* _Do this_
In the copy, include every entry exactly but none of the images.

──────────────────────────────

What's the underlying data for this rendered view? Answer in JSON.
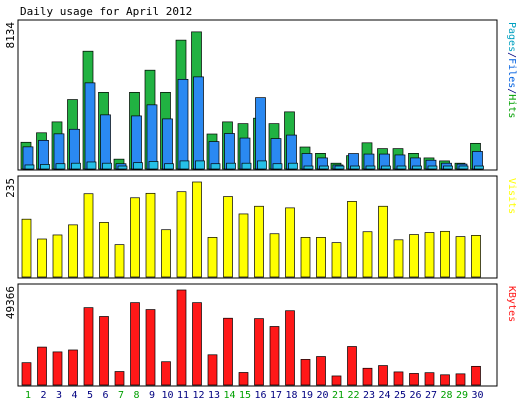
{
  "chart_data": {
    "type": "bar",
    "title": "Daily usage for April 2012",
    "days": [
      "1",
      "2",
      "3",
      "4",
      "5",
      "6",
      "7",
      "8",
      "9",
      "10",
      "11",
      "12",
      "13",
      "14",
      "15",
      "16",
      "17",
      "18",
      "19",
      "20",
      "21",
      "22",
      "23",
      "24",
      "25",
      "26",
      "27",
      "28",
      "29",
      "30"
    ],
    "weekend_days": [
      "1",
      "7",
      "8",
      "14",
      "15",
      "21",
      "22",
      "28",
      "29"
    ],
    "colors": {
      "hits": "#21b242",
      "files": "#2a89f2",
      "pages": "#26c0e7",
      "visits": "#ffff00",
      "kbytes": "#ff1818",
      "weekday_label": "#000080",
      "weekend_label": "#00a000",
      "pages_legend": "#00a0c0",
      "files_legend": "#0060e0",
      "hits_legend": "#00a000"
    },
    "panels": [
      {
        "id": "hits_files_pages",
        "max_label": "8134",
        "ymax": 8134,
        "legend": [
          {
            "text": "Pages",
            "color_key": "pages_legend"
          },
          {
            "text": "/",
            "color_key": "weekday_label"
          },
          {
            "text": "Files",
            "color_key": "files_legend"
          },
          {
            "text": "/",
            "color_key": "weekday_label"
          },
          {
            "text": "Hits",
            "color_key": "hits_legend"
          }
        ],
        "series": [
          {
            "name": "Hits",
            "values": [
              1520,
              2060,
              2680,
              3950,
              6700,
              4360,
              560,
              4360,
              5620,
              4360,
              7330,
              7800,
              1990,
              2680,
              2580,
              2890,
              2580,
              3250,
              1250,
              890,
              330,
              760,
              1490,
              1160,
              1160,
              890,
              630,
              460,
              330,
              1460
            ]
          },
          {
            "name": "Files",
            "values": [
              1260,
              1630,
              2000,
              2260,
              4900,
              3080,
              300,
              3020,
              3650,
              2850,
              5100,
              5240,
              1560,
              2020,
              1760,
              4060,
              1730,
              1930,
              880,
              630,
              230,
              880,
              850,
              850,
              800,
              630,
              500,
              330,
              280,
              1000
            ]
          },
          {
            "name": "Pages",
            "values": [
              230,
              260,
              300,
              330,
              400,
              330,
              100,
              360,
              430,
              300,
              460,
              460,
              300,
              330,
              330,
              460,
              300,
              330,
              130,
              100,
              60,
              130,
              130,
              130,
              100,
              100,
              100,
              60,
              60,
              130
            ]
          }
        ]
      },
      {
        "id": "visits",
        "max_label": "235",
        "ymax": 235,
        "legend": [
          {
            "text": "Visits",
            "color_key": "visits"
          }
        ],
        "series": [
          {
            "name": "Visits",
            "values": [
              143,
              94,
              104,
              129,
              206,
              135,
              80,
              196,
              207,
              117,
              211,
              235,
              98,
              199,
              156,
              175,
              107,
              171,
              98,
              98,
              85,
              187,
              112,
              175,
              92,
              105,
              110,
              113,
              100,
              103
            ]
          }
        ]
      },
      {
        "id": "kbytes",
        "max_label": "49366",
        "ymax": 49366,
        "legend": [
          {
            "text": "KBytes",
            "color_key": "kbytes"
          }
        ],
        "series": [
          {
            "name": "KBytes",
            "values": [
              11600,
              19700,
              17200,
              18200,
              40200,
              35600,
              7000,
              42800,
              39200,
              12100,
              49366,
              42800,
              15700,
              34700,
              6500,
              34500,
              30400,
              38600,
              13300,
              14800,
              4700,
              20000,
              8700,
              10100,
              6800,
              6000,
              6400,
              5300,
              5800,
              9700
            ]
          }
        ]
      }
    ]
  }
}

──────────────────────────────

* _Exercise output_
What's the underlying data for this rendered view? Answer in JSON.
{
  "chart_data": {
    "type": "bar",
    "title": "Daily usage for April 2012",
    "days": [
      "1",
      "2",
      "3",
      "4",
      "5",
      "6",
      "7",
      "8",
      "9",
      "10",
      "11",
      "12",
      "13",
      "14",
      "15",
      "16",
      "17",
      "18",
      "19",
      "20",
      "21",
      "22",
      "23",
      "24",
      "25",
      "26",
      "27",
      "28",
      "29",
      "30"
    ],
    "weekend_days": [
      "1",
      "7",
      "8",
      "14",
      "15",
      "21",
      "22",
      "28",
      "29"
    ],
    "colors": {
      "hits": "#21b242",
      "files": "#2a89f2",
      "pages": "#26c0e7",
      "visits": "#ffff00",
      "kbytes": "#ff1818",
      "weekday_label": "#000080",
      "weekend_label": "#00a000",
      "pages_legend": "#00a0c0",
      "files_legend": "#0060e0",
      "hits_legend": "#00a000"
    },
    "panels": [
      {
        "id": "hits_files_pages",
        "max_label": "8134",
        "ymax": 8134,
        "legend": [
          {
            "text": "Pages",
            "color_key": "pages_legend"
          },
          {
            "text": "/",
            "color_key": "weekday_label"
          },
          {
            "text": "Files",
            "color_key": "files_legend"
          },
          {
            "text": "/",
            "color_key": "weekday_label"
          },
          {
            "text": "Hits",
            "color_key": "hits_legend"
          }
        ],
        "series": [
          {
            "name": "Hits",
            "values": [
              1520,
              2060,
              2680,
              3950,
              6700,
              4360,
              560,
              4360,
              5620,
              4360,
              7330,
              7800,
              1990,
              2680,
              2580,
              2890,
              2580,
              3250,
              1250,
              890,
              330,
              760,
              1490,
              1160,
              1160,
              890,
              630,
              460,
              330,
              1460
            ]
          },
          {
            "name": "Files",
            "values": [
              1260,
              1630,
              2000,
              2260,
              4900,
              3080,
              300,
              3020,
              3650,
              2850,
              5100,
              5240,
              1560,
              2020,
              1760,
              4060,
              1730,
              1930,
              880,
              630,
              230,
              880,
              850,
              850,
              800,
              630,
              500,
              330,
              280,
              1000
            ]
          },
          {
            "name": "Pages",
            "values": [
              230,
              260,
              300,
              330,
              400,
              330,
              100,
              360,
              430,
              300,
              460,
              460,
              300,
              330,
              330,
              460,
              300,
              330,
              130,
              100,
              60,
              130,
              130,
              130,
              100,
              100,
              100,
              60,
              60,
              130
            ]
          }
        ]
      },
      {
        "id": "visits",
        "max_label": "235",
        "ymax": 235,
        "legend": [
          {
            "text": "Visits",
            "color_key": "visits"
          }
        ],
        "series": [
          {
            "name": "Visits",
            "values": [
              143,
              94,
              104,
              129,
              206,
              135,
              80,
              196,
              207,
              117,
              211,
              235,
              98,
              199,
              156,
              175,
              107,
              171,
              98,
              98,
              85,
              187,
              112,
              175,
              92,
              105,
              110,
              113,
              100,
              103
            ]
          }
        ]
      },
      {
        "id": "kbytes",
        "max_label": "49366",
        "ymax": 49366,
        "legend": [
          {
            "text": "KBytes",
            "color_key": "kbytes"
          }
        ],
        "series": [
          {
            "name": "KBytes",
            "values": [
              11600,
              19700,
              17200,
              18200,
              40200,
              35600,
              7000,
              42800,
              39200,
              12100,
              49366,
              42800,
              15700,
              34700,
              6500,
              34500,
              30400,
              38600,
              13300,
              14800,
              4700,
              20000,
              8700,
              10100,
              6800,
              6000,
              6400,
              5300,
              5800,
              9700
            ]
          }
        ]
      }
    ]
  }
}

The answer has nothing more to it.